● **WORK INSTRUCTIONS**: What follows are records. Restate all of them word for word.

=======

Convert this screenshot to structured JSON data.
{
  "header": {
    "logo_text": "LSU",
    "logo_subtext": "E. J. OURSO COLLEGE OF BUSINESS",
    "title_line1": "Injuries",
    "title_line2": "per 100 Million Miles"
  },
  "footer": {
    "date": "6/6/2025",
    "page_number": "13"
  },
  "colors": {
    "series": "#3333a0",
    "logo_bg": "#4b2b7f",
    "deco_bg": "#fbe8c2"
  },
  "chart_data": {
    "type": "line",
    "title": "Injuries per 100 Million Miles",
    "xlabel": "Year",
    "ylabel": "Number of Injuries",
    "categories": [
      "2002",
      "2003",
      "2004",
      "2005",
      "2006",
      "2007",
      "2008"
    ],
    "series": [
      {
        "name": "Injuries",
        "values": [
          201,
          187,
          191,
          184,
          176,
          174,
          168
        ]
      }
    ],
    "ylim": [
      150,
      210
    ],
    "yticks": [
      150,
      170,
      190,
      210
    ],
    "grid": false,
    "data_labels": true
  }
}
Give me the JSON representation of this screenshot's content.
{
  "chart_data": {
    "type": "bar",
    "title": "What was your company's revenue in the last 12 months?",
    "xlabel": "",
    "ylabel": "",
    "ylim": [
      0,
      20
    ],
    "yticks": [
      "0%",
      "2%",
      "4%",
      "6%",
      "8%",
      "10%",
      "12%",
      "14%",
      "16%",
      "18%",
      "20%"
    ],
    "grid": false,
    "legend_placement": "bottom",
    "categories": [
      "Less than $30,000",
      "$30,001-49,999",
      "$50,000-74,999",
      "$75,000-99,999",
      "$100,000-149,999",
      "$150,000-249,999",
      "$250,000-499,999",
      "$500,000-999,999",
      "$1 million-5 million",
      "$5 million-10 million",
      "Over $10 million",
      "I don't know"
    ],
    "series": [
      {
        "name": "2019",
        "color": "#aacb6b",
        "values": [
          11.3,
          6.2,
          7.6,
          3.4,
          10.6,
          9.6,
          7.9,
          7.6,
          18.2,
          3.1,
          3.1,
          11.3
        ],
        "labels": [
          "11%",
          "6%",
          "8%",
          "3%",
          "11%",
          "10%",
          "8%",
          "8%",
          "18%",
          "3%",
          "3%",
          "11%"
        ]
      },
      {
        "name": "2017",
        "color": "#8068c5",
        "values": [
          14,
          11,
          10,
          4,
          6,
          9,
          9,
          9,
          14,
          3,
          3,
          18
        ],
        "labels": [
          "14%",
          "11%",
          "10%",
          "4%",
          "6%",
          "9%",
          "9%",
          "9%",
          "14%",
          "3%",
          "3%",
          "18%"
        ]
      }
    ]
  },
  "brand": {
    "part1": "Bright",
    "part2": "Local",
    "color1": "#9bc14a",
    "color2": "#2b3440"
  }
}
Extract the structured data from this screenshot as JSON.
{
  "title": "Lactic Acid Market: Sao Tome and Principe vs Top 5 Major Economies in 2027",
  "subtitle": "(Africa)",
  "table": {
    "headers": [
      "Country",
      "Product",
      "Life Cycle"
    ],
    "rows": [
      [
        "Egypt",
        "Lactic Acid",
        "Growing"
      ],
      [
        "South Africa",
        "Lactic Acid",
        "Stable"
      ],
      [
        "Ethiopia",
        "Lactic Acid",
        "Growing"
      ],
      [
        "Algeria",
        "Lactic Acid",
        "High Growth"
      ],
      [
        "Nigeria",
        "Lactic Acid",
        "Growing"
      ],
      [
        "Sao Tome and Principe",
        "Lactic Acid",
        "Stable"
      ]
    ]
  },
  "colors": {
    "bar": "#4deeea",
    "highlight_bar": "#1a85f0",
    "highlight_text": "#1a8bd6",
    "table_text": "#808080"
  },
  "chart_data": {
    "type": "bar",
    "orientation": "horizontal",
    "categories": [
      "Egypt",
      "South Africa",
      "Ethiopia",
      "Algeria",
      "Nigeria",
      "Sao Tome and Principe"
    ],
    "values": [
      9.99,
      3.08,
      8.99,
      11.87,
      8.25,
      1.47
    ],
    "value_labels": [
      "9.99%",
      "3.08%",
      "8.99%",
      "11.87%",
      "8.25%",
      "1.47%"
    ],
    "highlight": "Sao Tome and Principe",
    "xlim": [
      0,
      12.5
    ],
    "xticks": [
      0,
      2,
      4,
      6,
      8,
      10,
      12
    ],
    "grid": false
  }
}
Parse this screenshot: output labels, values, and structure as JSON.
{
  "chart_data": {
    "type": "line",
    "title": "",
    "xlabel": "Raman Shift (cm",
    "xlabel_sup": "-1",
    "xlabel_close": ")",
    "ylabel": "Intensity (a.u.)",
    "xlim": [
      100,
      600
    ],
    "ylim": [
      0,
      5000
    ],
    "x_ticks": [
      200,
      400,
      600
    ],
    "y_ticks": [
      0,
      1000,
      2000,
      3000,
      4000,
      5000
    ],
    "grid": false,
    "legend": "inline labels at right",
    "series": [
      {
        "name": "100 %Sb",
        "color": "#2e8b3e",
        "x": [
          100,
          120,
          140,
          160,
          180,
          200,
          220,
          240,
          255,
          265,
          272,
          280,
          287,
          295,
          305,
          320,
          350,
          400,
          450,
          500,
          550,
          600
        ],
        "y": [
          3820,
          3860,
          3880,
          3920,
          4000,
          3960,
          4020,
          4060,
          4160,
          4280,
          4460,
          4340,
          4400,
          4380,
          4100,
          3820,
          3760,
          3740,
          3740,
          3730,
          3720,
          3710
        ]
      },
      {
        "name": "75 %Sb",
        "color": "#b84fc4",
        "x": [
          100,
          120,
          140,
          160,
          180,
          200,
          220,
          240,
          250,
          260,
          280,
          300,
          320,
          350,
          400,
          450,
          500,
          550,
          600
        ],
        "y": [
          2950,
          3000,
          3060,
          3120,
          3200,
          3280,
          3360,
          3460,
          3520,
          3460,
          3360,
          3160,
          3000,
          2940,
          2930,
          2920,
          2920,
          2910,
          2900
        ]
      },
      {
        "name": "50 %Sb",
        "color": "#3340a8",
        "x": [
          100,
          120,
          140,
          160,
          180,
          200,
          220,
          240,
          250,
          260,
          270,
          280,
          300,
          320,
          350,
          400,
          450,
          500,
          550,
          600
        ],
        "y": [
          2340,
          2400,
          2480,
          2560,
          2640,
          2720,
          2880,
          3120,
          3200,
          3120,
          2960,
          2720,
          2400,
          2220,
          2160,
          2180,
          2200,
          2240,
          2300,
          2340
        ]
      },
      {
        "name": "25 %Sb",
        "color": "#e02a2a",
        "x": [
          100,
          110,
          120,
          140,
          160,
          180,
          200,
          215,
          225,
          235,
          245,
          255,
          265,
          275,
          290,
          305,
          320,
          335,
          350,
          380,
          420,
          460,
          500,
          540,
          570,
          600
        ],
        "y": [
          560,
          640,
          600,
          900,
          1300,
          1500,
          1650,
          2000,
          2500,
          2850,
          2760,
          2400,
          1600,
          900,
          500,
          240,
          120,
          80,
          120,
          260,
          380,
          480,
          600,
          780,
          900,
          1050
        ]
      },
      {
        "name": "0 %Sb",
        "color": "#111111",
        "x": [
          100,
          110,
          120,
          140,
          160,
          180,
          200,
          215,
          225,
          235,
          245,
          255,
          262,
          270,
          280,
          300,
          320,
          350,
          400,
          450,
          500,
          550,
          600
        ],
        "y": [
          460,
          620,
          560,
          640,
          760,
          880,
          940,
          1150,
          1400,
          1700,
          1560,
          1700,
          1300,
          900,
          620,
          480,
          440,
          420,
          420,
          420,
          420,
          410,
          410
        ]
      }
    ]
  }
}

=======

● **WRITTEN SOLUTION**:
Convert this screenshot to structured JSON data.
{
  "header": {
    "logo_text": "LSU",
    "logo_subtext": "E. J. OURSO COLLEGE OF BUSINESS",
    "title_line1": "Injuries",
    "title_line2": "per 100 Million Miles"
  },
  "footer": {
    "date": "6/6/2025",
    "page_number": "13"
  },
  "colors": {
    "series": "#3333a0",
    "logo_bg": "#4b2b7f",
    "deco_bg": "#fbe8c2"
  },
  "chart_data": {
    "type": "line",
    "title": "Injuries per 100 Million Miles",
    "xlabel": "Year",
    "ylabel": "Number of Injuries",
    "categories": [
      "2002",
      "2003",
      "2004",
      "2005",
      "2006",
      "2007",
      "2008"
    ],
    "series": [
      {
        "name": "Injuries",
        "values": [
          201,
          187,
          191,
          184,
          176,
          174,
          168
        ]
      }
    ],
    "ylim": [
      150,
      210
    ],
    "yticks": [
      150,
      170,
      190,
      210
    ],
    "grid": false,
    "data_labels": true
  }
}
Give me the JSON representation of this screenshot's content.
{
  "chart_data": {
    "type": "bar",
    "title": "What was your company's revenue in the last 12 months?",
    "xlabel": "",
    "ylabel": "",
    "ylim": [
      0,
      20
    ],
    "yticks": [
      "0%",
      "2%",
      "4%",
      "6%",
      "8%",
      "10%",
      "12%",
      "14%",
      "16%",
      "18%",
      "20%"
    ],
    "grid": false,
    "legend_placement": "bottom",
    "categories": [
      "Less than $30,000",
      "$30,001-49,999",
      "$50,000-74,999",
      "$75,000-99,999",
      "$100,000-149,999",
      "$150,000-249,999",
      "$250,000-499,999",
      "$500,000-999,999",
      "$1 million-5 million",
      "$5 million-10 million",
      "Over $10 million",
      "I don't know"
    ],
    "series": [
      {
        "name": "2019",
        "color": "#aacb6b",
        "values": [
          11.3,
          6.2,
          7.6,
          3.4,
          10.6,
          9.6,
          7.9,
          7.6,
          18.2,
          3.1,
          3.1,
          11.3
        ],
        "labels": [
          "11%",
          "6%",
          "8%",
          "3%",
          "11%",
          "10%",
          "8%",
          "8%",
          "18%",
          "3%",
          "3%",
          "11%"
        ]
      },
      {
        "name": "2017",
        "color": "#8068c5",
        "values": [
          14,
          11,
          10,
          4,
          6,
          9,
          9,
          9,
          14,
          3,
          3,
          18
        ],
        "labels": [
          "14%",
          "11%",
          "10%",
          "4%",
          "6%",
          "9%",
          "9%",
          "9%",
          "14%",
          "3%",
          "3%",
          "18%"
        ]
      }
    ]
  },
  "brand": {
    "part1": "Bright",
    "part2": "Local",
    "color1": "#9bc14a",
    "color2": "#2b3440"
  }
}
Extract the structured data from this screenshot as JSON.
{
  "title": "Lactic Acid Market: Sao Tome and Principe vs Top 5 Major Economies in 2027",
  "subtitle": "(Africa)",
  "table": {
    "headers": [
      "Country",
      "Product",
      "Life Cycle"
    ],
    "rows": [
      [
        "Egypt",
        "Lactic Acid",
        "Growing"
      ],
      [
        "South Africa",
        "Lactic Acid",
        "Stable"
      ],
      [
        "Ethiopia",
        "Lactic Acid",
        "Growing"
      ],
      [
        "Algeria",
        "Lactic Acid",
        "High Growth"
      ],
      [
        "Nigeria",
        "Lactic Acid",
        "Growing"
      ],
      [
        "Sao Tome and Principe",
        "Lactic Acid",
        "Stable"
      ]
    ]
  },
  "colors": {
    "bar": "#4deeea",
    "highlight_bar": "#1a85f0",
    "highlight_text": "#1a8bd6",
    "table_text": "#808080"
  },
  "chart_data": {
    "type": "bar",
    "orientation": "horizontal",
    "categories": [
      "Egypt",
      "South Africa",
      "Ethiopia",
      "Algeria",
      "Nigeria",
      "Sao Tome and Principe"
    ],
    "values": [
      9.99,
      3.08,
      8.99,
      11.87,
      8.25,
      1.47
    ],
    "value_labels": [
      "9.99%",
      "3.08%",
      "8.99%",
      "11.87%",
      "8.25%",
      "1.47%"
    ],
    "highlight": "Sao Tome and Principe",
    "xlim": [
      0,
      12.5
    ],
    "xticks": [
      0,
      2,
      4,
      6,
      8,
      10,
      12
    ],
    "grid": false
  }
}
Parse this screenshot: output labels, values, and structure as JSON.
{
  "chart_data": {
    "type": "line",
    "title": "",
    "xlabel": "Raman Shift (cm",
    "xlabel_sup": "-1",
    "xlabel_close": ")",
    "ylabel": "Intensity (a.u.)",
    "xlim": [
      100,
      600
    ],
    "ylim": [
      0,
      5000
    ],
    "x_ticks": [
      200,
      400,
      600
    ],
    "y_ticks": [
      0,
      1000,
      2000,
      3000,
      4000,
      5000
    ],
    "grid": false,
    "legend": "inline labels at right",
    "series": [
      {
        "name": "100 %Sb",
        "color": "#2e8b3e",
        "x": [
          100,
          120,
          140,
          160,
          180,
          200,
          220,
          240,
          255,
          265,
          272,
          280,
          287,
          295,
          305,
          320,
          350,
          400,
          450,
          500,
          550,
          600
        ],
        "y": [
          3820,
          3860,
          3880,
          3920,
          4000,
          3960,
          4020,
          4060,
          4160,
          4280,
          4460,
          4340,
          4400,
          4380,
          4100,
          3820,
          3760,
          3740,
          3740,
          3730,
          3720,
          3710
        ]
      },
      {
        "name": "75 %Sb",
        "color": "#b84fc4",
        "x": [
          100,
          120,
          140,
          160,
          180,
          200,
          220,
          240,
          250,
          260,
          280,
          300,
          320,
          350,
          400,
          450,
          500,
          550,
          600
        ],
        "y": [
          2950,
          3000,
          3060,
          3120,
          3200,
          3280,
          3360,
          3460,
          3520,
          3460,
          3360,
          3160,
          3000,
          2940,
          2930,
          2920,
          2920,
          2910,
          2900
        ]
      },
      {
        "name": "50 %Sb",
        "color": "#3340a8",
        "x": [
          100,
          120,
          140,
          160,
          180,
          200,
          220,
          240,
          250,
          260,
          270,
          280,
          300,
          320,
          350,
          400,
          450,
          500,
          550,
          600
        ],
        "y": [
          2340,
          2400,
          2480,
          2560,
          2640,
          2720,
          2880,
          3120,
          3200,
          3120,
          2960,
          2720,
          2400,
          2220,
          2160,
          2180,
          2200,
          2240,
          2300,
          2340
        ]
      },
      {
        "name": "25 %Sb",
        "color": "#e02a2a",
        "x": [
          100,
          110,
          120,
          140,
          160,
          180,
          200,
          215,
          225,
          235,
          245,
          255,
          265,
          275,
          290,
          305,
          320,
          335,
          350,
          380,
          420,
          460,
          500,
          540,
          570,
          600
        ],
        "y": [
          560,
          640,
          600,
          900,
          1300,
          1500,
          1650,
          2000,
          2500,
          2850,
          2760,
          2400,
          1600,
          900,
          500,
          240,
          120,
          80,
          120,
          260,
          380,
          480,
          600,
          780,
          900,
          1050
        ]
      },
      {
        "name": "0 %Sb",
        "color": "#111111",
        "x": [
          100,
          110,
          120,
          140,
          160,
          180,
          200,
          215,
          225,
          235,
          245,
          255,
          262,
          270,
          280,
          300,
          320,
          350,
          400,
          450,
          500,
          550,
          600
        ],
        "y": [
          460,
          620,
          560,
          640,
          760,
          880,
          940,
          1150,
          1400,
          1700,
          1560,
          1700,
          1300,
          900,
          620,
          480,
          440,
          420,
          420,
          420,
          420,
          410,
          410
        ]
      }
    ]
  }
}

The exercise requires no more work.